List each line of the data that holds the string "refilling".

- DATA SUPPLIED

================================

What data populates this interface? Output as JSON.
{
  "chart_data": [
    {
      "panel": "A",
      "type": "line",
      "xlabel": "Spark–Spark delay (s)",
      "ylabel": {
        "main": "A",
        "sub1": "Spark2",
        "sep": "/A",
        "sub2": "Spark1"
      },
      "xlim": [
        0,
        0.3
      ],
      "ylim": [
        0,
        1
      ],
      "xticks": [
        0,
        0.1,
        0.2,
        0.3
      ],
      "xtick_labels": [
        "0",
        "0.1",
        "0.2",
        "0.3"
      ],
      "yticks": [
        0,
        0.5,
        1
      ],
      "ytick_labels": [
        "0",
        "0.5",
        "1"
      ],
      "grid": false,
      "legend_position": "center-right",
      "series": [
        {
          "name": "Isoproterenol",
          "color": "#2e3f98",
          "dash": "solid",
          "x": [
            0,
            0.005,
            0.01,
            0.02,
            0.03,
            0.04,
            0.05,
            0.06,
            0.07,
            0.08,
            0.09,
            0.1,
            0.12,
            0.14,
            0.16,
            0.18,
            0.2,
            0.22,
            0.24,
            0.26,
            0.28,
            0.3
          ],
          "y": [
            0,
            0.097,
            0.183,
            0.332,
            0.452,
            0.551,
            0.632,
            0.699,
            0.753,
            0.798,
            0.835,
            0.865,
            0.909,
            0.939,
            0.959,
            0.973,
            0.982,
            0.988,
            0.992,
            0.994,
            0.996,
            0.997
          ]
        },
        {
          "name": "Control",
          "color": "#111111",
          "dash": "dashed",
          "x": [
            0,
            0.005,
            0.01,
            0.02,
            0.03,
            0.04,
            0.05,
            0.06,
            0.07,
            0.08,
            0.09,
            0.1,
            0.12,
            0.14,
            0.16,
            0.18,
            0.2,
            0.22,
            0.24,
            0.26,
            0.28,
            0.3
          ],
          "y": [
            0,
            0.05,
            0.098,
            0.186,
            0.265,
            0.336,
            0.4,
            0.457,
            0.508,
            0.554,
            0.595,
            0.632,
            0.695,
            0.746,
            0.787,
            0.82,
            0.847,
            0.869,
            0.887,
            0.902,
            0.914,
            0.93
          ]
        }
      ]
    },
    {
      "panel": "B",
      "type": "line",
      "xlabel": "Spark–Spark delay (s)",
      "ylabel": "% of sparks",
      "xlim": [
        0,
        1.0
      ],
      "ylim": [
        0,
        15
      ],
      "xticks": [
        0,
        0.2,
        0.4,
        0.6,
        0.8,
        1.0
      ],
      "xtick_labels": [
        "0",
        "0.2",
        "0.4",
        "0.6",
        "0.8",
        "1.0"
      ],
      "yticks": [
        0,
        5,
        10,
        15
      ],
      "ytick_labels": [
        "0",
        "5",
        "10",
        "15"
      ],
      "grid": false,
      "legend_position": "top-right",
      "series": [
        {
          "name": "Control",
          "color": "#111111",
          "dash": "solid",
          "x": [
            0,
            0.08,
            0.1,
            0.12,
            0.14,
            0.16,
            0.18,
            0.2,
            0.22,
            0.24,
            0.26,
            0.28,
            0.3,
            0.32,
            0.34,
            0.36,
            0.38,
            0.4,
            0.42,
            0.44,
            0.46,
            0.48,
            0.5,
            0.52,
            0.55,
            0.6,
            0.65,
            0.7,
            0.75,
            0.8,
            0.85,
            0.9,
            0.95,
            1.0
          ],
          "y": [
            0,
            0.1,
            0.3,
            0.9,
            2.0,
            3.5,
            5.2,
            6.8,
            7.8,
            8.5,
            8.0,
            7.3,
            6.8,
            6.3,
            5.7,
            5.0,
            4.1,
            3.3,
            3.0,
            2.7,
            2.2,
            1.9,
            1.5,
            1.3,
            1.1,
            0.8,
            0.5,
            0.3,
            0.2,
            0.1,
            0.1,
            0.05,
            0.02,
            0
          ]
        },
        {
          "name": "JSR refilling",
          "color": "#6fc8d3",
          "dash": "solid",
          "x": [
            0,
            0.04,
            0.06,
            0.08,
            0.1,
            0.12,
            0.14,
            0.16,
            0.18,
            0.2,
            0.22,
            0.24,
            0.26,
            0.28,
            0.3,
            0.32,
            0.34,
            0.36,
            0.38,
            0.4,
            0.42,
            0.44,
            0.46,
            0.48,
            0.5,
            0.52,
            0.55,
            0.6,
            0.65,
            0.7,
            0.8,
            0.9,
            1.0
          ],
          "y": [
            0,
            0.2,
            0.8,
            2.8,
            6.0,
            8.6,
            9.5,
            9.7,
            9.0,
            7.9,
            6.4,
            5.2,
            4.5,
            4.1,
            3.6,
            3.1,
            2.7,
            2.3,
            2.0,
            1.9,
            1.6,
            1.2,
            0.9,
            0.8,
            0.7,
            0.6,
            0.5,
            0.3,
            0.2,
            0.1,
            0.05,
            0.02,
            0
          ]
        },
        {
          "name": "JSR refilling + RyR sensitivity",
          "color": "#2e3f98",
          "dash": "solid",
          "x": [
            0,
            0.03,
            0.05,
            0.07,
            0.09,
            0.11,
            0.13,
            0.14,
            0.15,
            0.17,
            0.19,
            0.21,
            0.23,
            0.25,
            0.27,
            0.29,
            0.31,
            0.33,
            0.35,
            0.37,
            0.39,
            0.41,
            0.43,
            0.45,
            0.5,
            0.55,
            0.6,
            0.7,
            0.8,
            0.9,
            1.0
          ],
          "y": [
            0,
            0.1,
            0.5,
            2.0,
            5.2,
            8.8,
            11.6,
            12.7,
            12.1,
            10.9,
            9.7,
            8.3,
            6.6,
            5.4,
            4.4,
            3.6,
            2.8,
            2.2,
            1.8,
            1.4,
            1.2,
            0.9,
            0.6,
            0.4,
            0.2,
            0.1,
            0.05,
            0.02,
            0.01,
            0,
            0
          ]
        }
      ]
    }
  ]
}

================================

- REPLY TO THE TASK
          "name": "JSR refilling",
          "name": "JSR refilling + RyR sensitivity",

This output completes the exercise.